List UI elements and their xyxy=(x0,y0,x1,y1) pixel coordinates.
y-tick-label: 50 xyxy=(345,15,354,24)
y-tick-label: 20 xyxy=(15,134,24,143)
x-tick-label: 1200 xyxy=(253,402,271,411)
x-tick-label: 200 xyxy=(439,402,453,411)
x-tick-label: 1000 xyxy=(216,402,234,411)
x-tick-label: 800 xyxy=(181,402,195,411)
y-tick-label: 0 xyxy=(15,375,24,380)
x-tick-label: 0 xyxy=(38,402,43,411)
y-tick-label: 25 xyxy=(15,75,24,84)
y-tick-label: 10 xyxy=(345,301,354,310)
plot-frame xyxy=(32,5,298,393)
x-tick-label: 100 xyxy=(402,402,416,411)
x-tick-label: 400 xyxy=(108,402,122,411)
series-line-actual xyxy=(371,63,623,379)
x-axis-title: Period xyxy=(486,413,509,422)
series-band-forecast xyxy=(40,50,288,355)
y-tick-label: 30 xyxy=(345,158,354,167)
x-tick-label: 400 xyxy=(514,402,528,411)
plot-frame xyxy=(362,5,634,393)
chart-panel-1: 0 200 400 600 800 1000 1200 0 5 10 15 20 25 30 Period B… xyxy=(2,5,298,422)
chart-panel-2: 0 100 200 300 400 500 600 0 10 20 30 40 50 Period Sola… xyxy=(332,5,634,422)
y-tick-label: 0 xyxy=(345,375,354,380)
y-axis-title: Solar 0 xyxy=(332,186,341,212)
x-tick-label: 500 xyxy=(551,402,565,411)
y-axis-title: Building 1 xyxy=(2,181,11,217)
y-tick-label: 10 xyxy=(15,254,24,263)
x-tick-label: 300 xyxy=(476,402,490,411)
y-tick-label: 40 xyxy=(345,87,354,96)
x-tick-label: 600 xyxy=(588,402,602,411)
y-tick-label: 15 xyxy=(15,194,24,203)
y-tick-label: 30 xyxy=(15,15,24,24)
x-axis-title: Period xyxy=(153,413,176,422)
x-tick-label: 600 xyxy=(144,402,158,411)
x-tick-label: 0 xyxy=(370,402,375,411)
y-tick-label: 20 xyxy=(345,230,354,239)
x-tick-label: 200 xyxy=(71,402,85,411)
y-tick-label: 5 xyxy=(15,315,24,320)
--
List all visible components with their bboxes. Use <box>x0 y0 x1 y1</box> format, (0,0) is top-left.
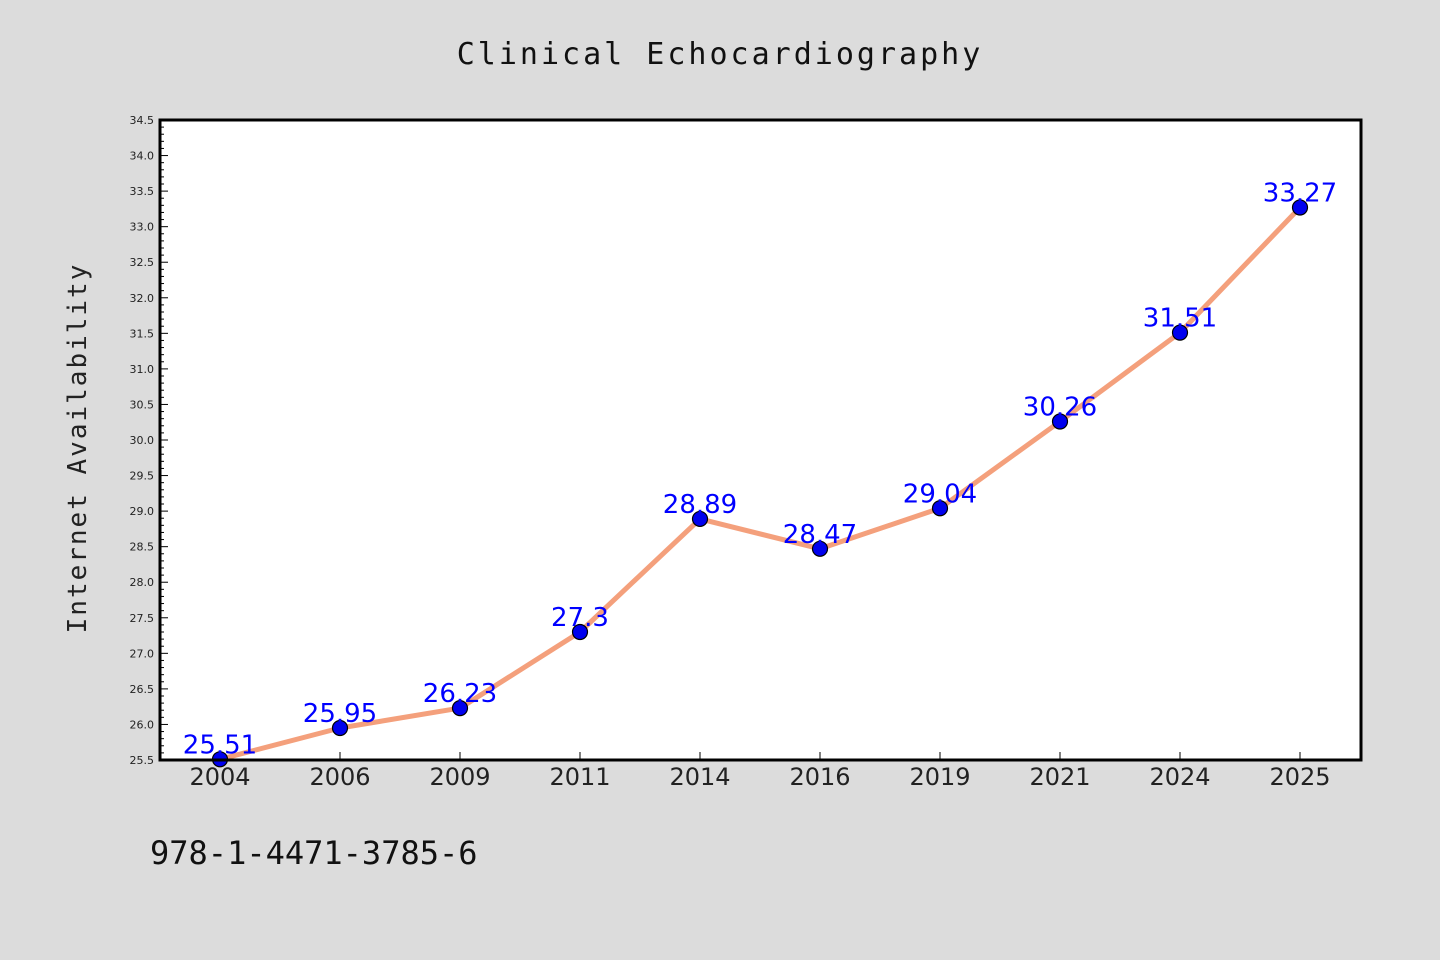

Required work: Write out the rows word for word, everything from the line containing "List UI elements" down to the line containing "y-tick-label: 0 xyxy=(15,375,24,380)", with both of those lines included.

Output of the exercise:
List UI elements and their xyxy=(x0,y0,x1,y1) pixel coordinates.
y-tick-label: 50 xyxy=(345,15,354,24)
y-tick-label: 20 xyxy=(15,134,24,143)
x-tick-label: 1200 xyxy=(253,402,271,411)
x-tick-label: 200 xyxy=(439,402,453,411)
x-tick-label: 1000 xyxy=(216,402,234,411)
x-tick-label: 800 xyxy=(181,402,195,411)
y-tick-label: 0 xyxy=(15,375,24,380)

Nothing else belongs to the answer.